*Text to read*:
# Just In (related To Iverson)



## fairlyoff (Dec 10, 2006)

As you know the Mavericks are said to be pursuing Allen Iverson, while actually the Sixers want ot get money and talent from the squad. My source tells me that there are 12 teams going after Iverson including both LA teams, the Blazers, the Hawks, the Nuggets, the Timberwolves and many others, but at the top of the list is the Mavericks and the Cletics. And the current offer is: Jerry Stackhouse, Devin Harris, 2 future 1st round draft picks, and the Mavs entire cap salary from next season- 7 million dollars all for Iverson.

Stay Tuned...


----------



## The Future7 (Feb 24, 2005)

Wow, 2 future 1st round picks and salary cap.


----------



## Dre (Jun 20, 2003)

:drool:


PLEEEEEEEEEEEEEEEEEEEEEEEEEEEEEEEEEEEEASE GET IT DONE


----------



## shoop da whoop (Jul 6, 2006)

A.I
JET
JHO
Dirk
Damp

Next Dynasty.


----------



## The Future7 (Feb 24, 2005)

Our inside/outside game would be crazy with Iverson. It would be like having our own DWade


----------



## Dre (Jun 20, 2003)

GEEEEEEEEEEET IT DOOOOOOOOOOOONE

If this deal doesn't go through I will be so pissed...this is the steal of a lifetime for Cuban...


----------



## shoop da whoop (Jul 6, 2006)

On the foxsw Post-game show, they said Cuban said they will absoulutely not trade for Iverson Period.


----------



## t1no (Jul 10, 2005)

76767 said:


> On the foxsw Post-game show, they said Cuban said they will absoulutely not trade for Iverson Period.


Of course, he's suppose to say that. First, so the players do not get distracted and also so the Sixers do not ask for much. OR maybe it's true and Marck Cuban does not want to trade for Iverson.


----------



## t1no (Jul 10, 2005)

_Dre_ said:


> GEEEEEEEEEEET IT DOOOOOOOOOOOONE
> 
> If this deal doesn't go through I will be so pissed...this is the steal of a lifetime for Cuban...


lol no more AI with KG?:yay:


----------



## Dre (Jun 20, 2003)

t1no said:


> lol no more AI with KG?:yay:


Well I didn't think this was realistic...I'd rather him come here first...


----------



## shoop da whoop (Jul 6, 2006)

Well, if he's smart he will come here, we have the chance to get him the one thing missing in his trophy case and that the Celtics or Sixers can't give him.


----------



## t1no (Jul 10, 2005)

*Material shown*:
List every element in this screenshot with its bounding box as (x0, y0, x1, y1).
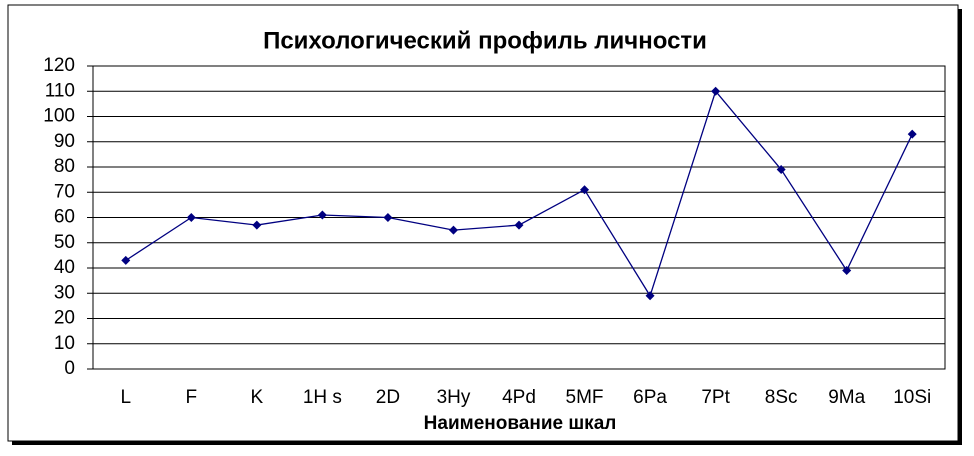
x-tick-label: 9Ma (828, 387, 865, 408)
x-axis-label: Наименование шкал (424, 413, 617, 434)
data-point (252, 220, 262, 230)
x-tick-label: 6Pa (633, 387, 667, 408)
y-tick-label: 100 (43, 106, 75, 127)
x-tick-label: K (251, 387, 264, 408)
data-point (186, 213, 196, 222)
x-tick-label: L (120, 387, 131, 408)
x-tick-label: 10Si (893, 387, 931, 408)
y-tick-label: 60 (54, 207, 75, 228)
data-point (383, 213, 393, 222)
x-tick-label: 3Hy (437, 387, 471, 408)
y-tick-label: 90 (54, 131, 75, 152)
chart-title: Психологический профиль личности (263, 27, 707, 54)
y-tick-label: 10 (54, 333, 75, 354)
y-tick-label: 80 (54, 156, 75, 177)
x-tick-label: 1H s (303, 387, 342, 408)
x-tick-label: 7Pt (701, 387, 730, 408)
plot-border (92, 65, 946, 370)
y-tick-label: 40 (54, 257, 75, 278)
x-tick-label: 5MF (566, 387, 604, 408)
data-point (514, 220, 524, 230)
data-point (842, 266, 852, 276)
data-point (711, 86, 721, 96)
y-tick-label: 20 (54, 308, 75, 329)
y-tick-label: 110 (45, 80, 75, 101)
data-point (907, 129, 917, 139)
x-tick-label: 8Sc (765, 387, 798, 408)
data-point (448, 225, 458, 235)
x-tick-label: F (186, 387, 198, 408)
data-point (317, 210, 327, 220)
y-tick-label: 30 (54, 282, 75, 303)
frame (7, 4, 959, 442)
y-tick-label: 70 (54, 181, 75, 202)
x-tick-label: 4Pd (502, 387, 536, 408)
data-point (776, 165, 786, 175)
y-tick-label: 120 (43, 55, 75, 76)
y-tick-label: 50 (54, 232, 75, 253)
data-point (580, 185, 590, 195)
x-tick-label: 2D (376, 387, 400, 408)
y-tick-label: 0 (64, 358, 75, 379)
data-point (645, 291, 655, 301)
data-point (121, 255, 131, 265)
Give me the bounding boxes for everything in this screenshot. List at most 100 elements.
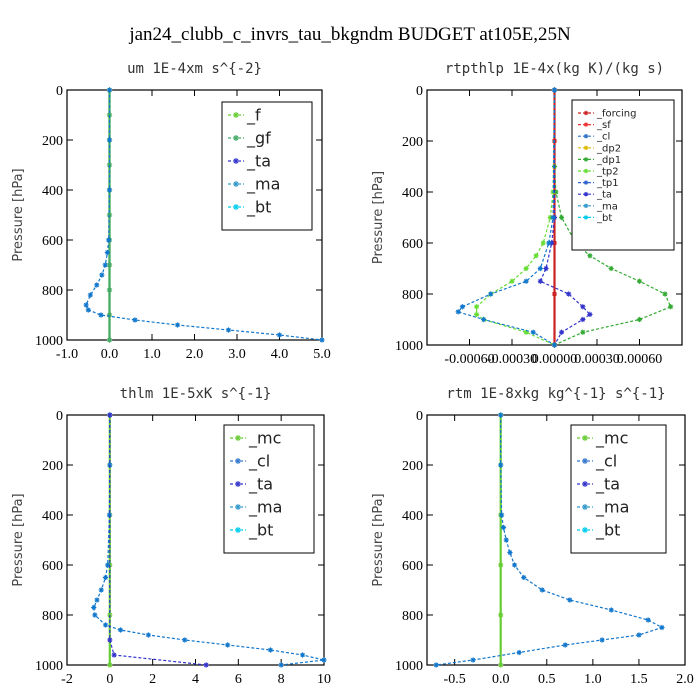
series-point-dp1 (636, 278, 643, 284)
series-point-bt (455, 309, 461, 315)
series-point-bt (106, 137, 113, 143)
y-tick-label: 0 (56, 84, 63, 99)
series-point-ta (203, 662, 209, 668)
series-point-cl (645, 617, 651, 623)
x-tick-label: 0.5 (538, 672, 556, 687)
series-point-gf (106, 287, 113, 293)
x-tick-label: 0.0 (101, 347, 119, 362)
legend-entry: _dp2 (596, 143, 621, 154)
x-tick-label: 0.00030 (574, 352, 620, 367)
legend-entry: _ta (248, 475, 273, 495)
y-tick-label: 600 (42, 559, 63, 574)
series-point-cl (94, 597, 100, 603)
series-point-bt (537, 265, 543, 272)
y-tick-label: 600 (402, 237, 423, 252)
y-tick-label: 800 (402, 288, 423, 303)
series-point-cl (321, 657, 327, 663)
series-point-dp1 (662, 291, 668, 297)
legend-entry: _f (246, 106, 261, 126)
legend-marker (583, 215, 589, 220)
x-tick-label: 2.0 (676, 672, 694, 687)
y-axis-label: Pressure [hPa] (11, 493, 26, 586)
x-tick-label: 6 (235, 672, 242, 687)
series-point-bt (319, 337, 325, 343)
series-point-mc (498, 612, 504, 618)
x-tick-label: -2 (61, 672, 73, 687)
series-point-bt (106, 237, 112, 243)
legend-entry: _ma (248, 498, 282, 518)
legend-entry: _bt (596, 213, 612, 224)
series-point-cl (145, 632, 151, 638)
legend-marker (235, 481, 241, 487)
x-tick-label: -1.0 (56, 347, 78, 362)
legend-marker (583, 168, 589, 174)
series-point-cl (92, 612, 98, 618)
series-point-ta (549, 240, 555, 246)
series-point-cl (299, 652, 306, 658)
x-tick-label: 8 (278, 672, 285, 687)
legend-entry: _ta (246, 152, 271, 172)
series-point-bt (530, 329, 536, 335)
y-tick-label: 0 (416, 84, 423, 99)
series-point-gf (106, 312, 113, 318)
x-tick-label: 0.00060 (617, 352, 663, 367)
legend-entry: _ma (596, 201, 618, 212)
legend-entry: _ta (596, 190, 612, 201)
series-point-ta (587, 311, 593, 317)
y-axis-label: Pressure [hPa] (371, 493, 386, 586)
series-point-forcing (551, 291, 558, 297)
y-tick-label: 1000 (35, 334, 63, 349)
series-point-forcing (551, 240, 558, 246)
legend-marker (583, 157, 589, 162)
panel-4: rtm 1E-8xkg kg^{-1} s^{-1} Pressure [hPa]… (371, 386, 694, 687)
panel-title: thlm 1E-5xK s^{-1} (120, 386, 272, 402)
y-tick-label: 1000 (395, 339, 423, 354)
series-point-tp2 (473, 304, 480, 310)
series-point-gf (106, 337, 113, 343)
series-point-bt (98, 312, 104, 318)
figure-title: jan24_clubb_c_invrs_tau_bkgndm BUDGET at… (128, 24, 571, 45)
series-point-dp1 (636, 316, 643, 323)
legend-entry: _ta (595, 475, 620, 495)
series-point-bt (488, 291, 494, 297)
legend-entry: _cl (595, 452, 617, 472)
legend-entry: _bt (595, 521, 620, 541)
series-point-dp1 (587, 253, 593, 259)
legend-marker (235, 435, 241, 441)
y-tick-label: 200 (42, 459, 63, 474)
y-tick-label: 200 (42, 134, 63, 149)
series-point-bt (551, 342, 558, 348)
x-tick-label: -0.00030 (487, 352, 537, 367)
series-point-bt (104, 249, 110, 256)
legend-marker (583, 110, 589, 116)
series-point-cl (608, 607, 614, 613)
series-point-bt (551, 87, 558, 93)
x-tick-label: 4.0 (271, 347, 289, 362)
legend-box (571, 99, 675, 251)
series-point-mc (498, 562, 504, 568)
series-point-bt (106, 87, 113, 93)
y-tick-label: 200 (402, 459, 423, 474)
series-point-dp1 (608, 265, 614, 272)
legend-entry: _bt (246, 198, 271, 218)
x-tick-label: -0.5 (444, 672, 466, 687)
series-point-tp2 (540, 240, 546, 246)
series-point-bt (481, 316, 487, 323)
x-tick-label: 3.0 (228, 347, 246, 362)
legend-marker (233, 204, 239, 210)
series-point-bt (550, 214, 556, 221)
series-point-cl (278, 662, 284, 668)
series-point-bt (459, 304, 466, 310)
series-point-cl (182, 637, 188, 643)
y-tick-label: 1000 (35, 659, 63, 674)
legend-marker (582, 527, 588, 533)
legend-marker (582, 504, 588, 510)
legend-marker (583, 180, 589, 185)
legend-marker (233, 112, 239, 118)
panel-title: rtpthlp 1E-4x(kg K)/(kg s) (445, 61, 664, 77)
series-point-ta (558, 329, 565, 335)
y-tick-label: 400 (402, 186, 423, 201)
series-point-cl (105, 562, 111, 568)
series-point-cl (507, 549, 513, 556)
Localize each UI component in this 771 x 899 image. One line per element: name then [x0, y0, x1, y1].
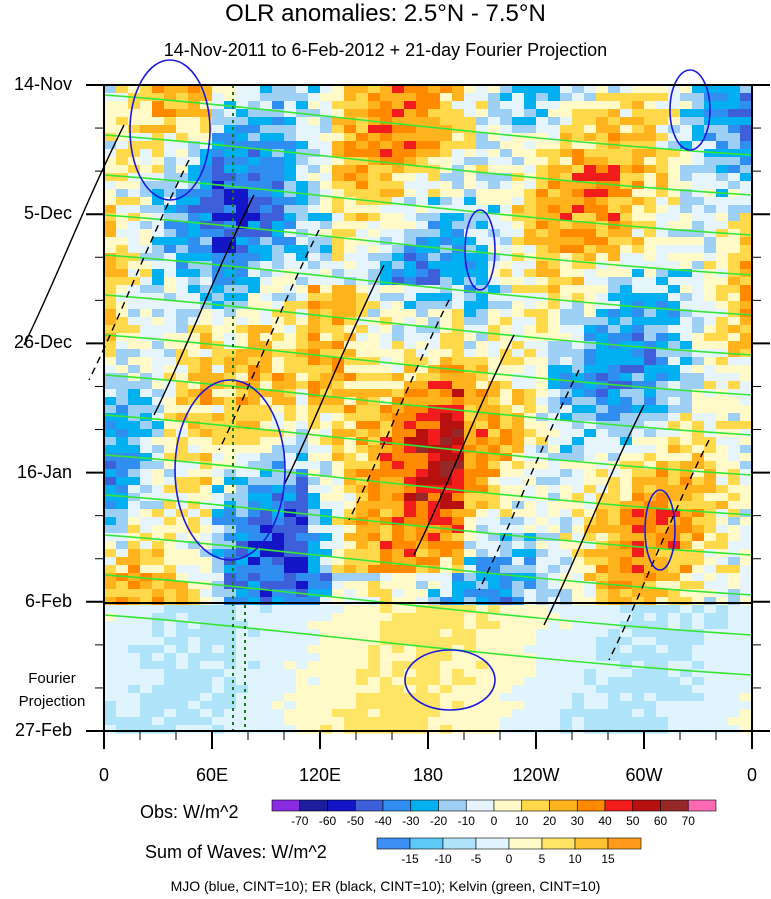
obs-colorbar-swatch	[354, 799, 384, 812]
waves-colorbar-tick: 15	[601, 852, 615, 866]
x-tick-label: 180	[412, 765, 444, 785]
y-tick-label: 16-Jan	[16, 461, 72, 482]
obs-colorbar-swatch	[687, 799, 717, 812]
obs-colorbar-swatch	[410, 799, 439, 812]
waves-colorbar-tick: -10	[434, 852, 452, 866]
obs-colorbar-swatch	[299, 799, 328, 812]
waves-colorbar-tick: -5	[470, 852, 482, 866]
waves-colorbar-swatch	[607, 837, 642, 850]
kelvin-contour	[103, 374, 753, 436]
x-tick-label: 60W	[625, 765, 663, 785]
y-tick-label: 5-Dec	[23, 203, 72, 224]
er-contour	[283, 264, 385, 486]
obs-colorbar-swatch	[327, 799, 356, 812]
obs-colorbar-swatch	[576, 799, 606, 812]
mjo-contour	[174, 379, 286, 561]
er-contour	[23, 124, 125, 346]
obs-colorbar-tick: -60	[318, 814, 337, 828]
obs-colorbar-label: Obs: W/m^2	[140, 802, 239, 822]
kelvin-contour	[103, 134, 753, 196]
x-tick-label: 0	[746, 765, 757, 785]
y-tick-label: 6-Feb	[24, 590, 72, 611]
waves-colorbar-swatch	[508, 837, 543, 850]
waves-colorbar-swatch	[541, 837, 576, 850]
contour-legend-footer: MJO (blue, CINT=10); ER (black, CINT=10)…	[170, 878, 601, 894]
obs-colorbar-tick: 40	[598, 814, 612, 828]
mjo-contour	[669, 69, 711, 151]
chart-subtitle: 14-Nov-2011 to 6-Feb-2012 + 21-day Fouri…	[163, 40, 608, 60]
obs-colorbar-swatch	[465, 799, 495, 812]
obs-colorbar-swatch	[271, 799, 301, 812]
obs-colorbar-swatch	[382, 799, 412, 812]
wave-contours	[23, 59, 753, 731]
mjo-contour	[129, 59, 211, 201]
mjo-contour	[464, 209, 496, 291]
kelvin-contour	[103, 614, 753, 676]
waves-colorbar-swatch	[442, 837, 477, 850]
kelvin-contour	[103, 94, 753, 156]
waves-colorbar-tick: 5	[538, 852, 546, 866]
obs-colorbar-tick: 70	[681, 814, 695, 828]
obs-colorbar-tick: -50	[346, 814, 364, 828]
mjo-contour	[404, 649, 496, 711]
er-contour	[153, 194, 255, 416]
x-tick-label: 120E	[298, 765, 342, 785]
obs-colorbar-swatch	[604, 799, 634, 812]
obs-colorbar-swatch	[493, 799, 523, 812]
kelvin-contour	[103, 534, 753, 596]
obs-colorbar-swatch	[521, 799, 550, 812]
kelvin-contour	[103, 334, 753, 396]
waves-colorbar-tick: 0	[505, 852, 513, 866]
obs-colorbar-tick: 20	[542, 814, 557, 828]
obs-colorbar-tick: 0	[490, 814, 498, 828]
kelvin-contour	[103, 174, 753, 236]
obs-colorbar-swatch	[549, 799, 578, 812]
y-tick-label: 27-Feb	[14, 720, 72, 740]
waves-colorbar-swatch	[475, 837, 510, 850]
kelvin-contour	[103, 254, 753, 316]
obs-colorbar-tick: -40	[374, 814, 392, 828]
obs-colorbar-tick: 60	[653, 814, 668, 828]
kelvin-contour	[103, 294, 753, 356]
waves-colorbar-label: Sum of Waves: W/m^2	[145, 842, 327, 862]
obs-colorbar-tick: 30	[570, 814, 584, 828]
er-contour	[543, 404, 645, 626]
y-tick-label: 14-Nov	[13, 74, 72, 94]
obs-colorbar-tick: -10	[457, 814, 475, 828]
kelvin-contour	[103, 214, 753, 276]
waves-colorbar-swatch	[409, 837, 444, 850]
olr-heatmap	[104, 85, 753, 734]
fourier-projection-label: Fourier Projection	[18, 670, 86, 710]
obs-colorbar-tick: -20	[429, 814, 448, 828]
obs-colorbar-swatch	[438, 799, 467, 812]
waves-colorbar-swatch	[574, 837, 609, 850]
obs-colorbar-swatch	[660, 799, 689, 812]
obs-colorbar-tick: 50	[626, 814, 640, 828]
obs-colorbar-tick: 10	[515, 814, 529, 828]
kelvin-contour	[103, 414, 753, 476]
y-tick-label: 26-Dec	[13, 332, 72, 353]
er-contour	[413, 334, 515, 556]
waves-colorbar-tick: 10	[568, 852, 582, 866]
mjo-contour	[644, 489, 676, 571]
chart-title: OLR anomalies: 2.5°N - 7.5°N	[225, 0, 546, 27]
waves-colorbar-tick: -15	[401, 852, 419, 866]
obs-colorbar-swatch	[632, 799, 661, 812]
obs-colorbar-tick: -70	[291, 814, 309, 828]
x-tick-label: 60E	[195, 765, 229, 785]
x-tick-label: 0	[98, 765, 109, 785]
waves-colorbar-swatch	[376, 837, 411, 850]
x-tick-label: 120W	[512, 765, 560, 785]
obs-colorbar-tick: -30	[402, 814, 420, 828]
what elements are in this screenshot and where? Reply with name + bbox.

*What to do*:
(1) Write out the part of the Iverson forum thread starting at "Well I didn't" and ending at "can't give him.".
(2) In the Iverson forum thread, which two players are named in the current offer for Iverson?
(3) Carry on the Iverson forum thread from where it stops.
None of the items above matter here.

*Task-by-task results*:
(1)
Well I didn't think this was realistic...I'd rather him come here first...


----------



## shoop da whoop (Jul 6, 2006)

Well, if he's smart he will come here, we have the chance to get him the one thing missing in his trophy case and that the Celtics or Sixers can't give him.

(2) Jerry Stackhouse and Devin Harris.

(3)
76767 said:


> Well, if he's smart he will come here, we have the chance to get him the one thing missing in his trophy case and that the Celtics or Sixers can't give him.


I'm sure A.I would love to come to the Mavericks but it's also about what the Sixers want.


----------



## Dre (Jun 20, 2003)

t1no said:


> I'm sure A.I would love to come to the Mavericks but it's also about what the Sixers want.


I'm sure he'd love to be just about any of the places that are seeking him. He has a better chance to win in Boston, L.A., here, Portland, Denver, Minnesota....


----------



## t1no (Jul 10, 2005)

Of course but i think he wants more than just a better chance.


----------



## Dre (Jun 20, 2003)

t1no said:


> Of course but i think he wants more than just a better chance.


Well that's all he can hope for..there's no gurantees.


----------



## Steez (Nov 28, 2002)

I think whatever playoff team right now gets AI, they will be champ contenders... if Mavs get him,they will win the 'ship this year..


----------



## fairlyoff (Dec 10, 2006)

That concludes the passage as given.